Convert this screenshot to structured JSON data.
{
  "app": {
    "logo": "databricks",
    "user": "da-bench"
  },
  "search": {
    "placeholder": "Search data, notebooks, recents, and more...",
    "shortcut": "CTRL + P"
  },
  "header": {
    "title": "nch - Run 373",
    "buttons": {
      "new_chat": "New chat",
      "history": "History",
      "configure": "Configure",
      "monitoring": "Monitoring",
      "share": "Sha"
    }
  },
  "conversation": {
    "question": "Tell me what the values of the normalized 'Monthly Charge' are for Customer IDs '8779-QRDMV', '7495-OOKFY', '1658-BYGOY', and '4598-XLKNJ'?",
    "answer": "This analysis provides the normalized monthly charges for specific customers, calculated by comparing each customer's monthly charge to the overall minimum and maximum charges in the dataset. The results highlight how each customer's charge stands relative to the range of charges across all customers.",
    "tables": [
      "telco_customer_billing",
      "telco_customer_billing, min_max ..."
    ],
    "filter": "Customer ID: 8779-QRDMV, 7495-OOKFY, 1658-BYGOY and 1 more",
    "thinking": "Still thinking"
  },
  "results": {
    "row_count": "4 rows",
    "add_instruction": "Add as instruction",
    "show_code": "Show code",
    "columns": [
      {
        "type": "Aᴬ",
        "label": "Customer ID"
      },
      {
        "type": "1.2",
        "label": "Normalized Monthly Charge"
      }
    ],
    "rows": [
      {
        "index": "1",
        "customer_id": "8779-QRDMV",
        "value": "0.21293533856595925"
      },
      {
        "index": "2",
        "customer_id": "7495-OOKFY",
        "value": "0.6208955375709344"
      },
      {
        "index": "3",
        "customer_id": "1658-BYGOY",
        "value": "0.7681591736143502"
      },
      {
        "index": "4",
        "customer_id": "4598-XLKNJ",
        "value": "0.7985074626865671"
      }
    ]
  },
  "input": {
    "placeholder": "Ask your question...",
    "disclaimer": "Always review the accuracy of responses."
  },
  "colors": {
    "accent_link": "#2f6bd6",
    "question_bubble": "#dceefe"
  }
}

#### EXERCISE REQUIREMENTS:
Look for the word "more" in every line of the listing and copy the lines that have it.

#### THE OUTPUT:
    "placeholder": "Search data, notebooks, recents, and more...",
    "filter": "Customer ID: 8779-QRDMV, 7495-OOKFY, 1658-BYGOY and 1 more",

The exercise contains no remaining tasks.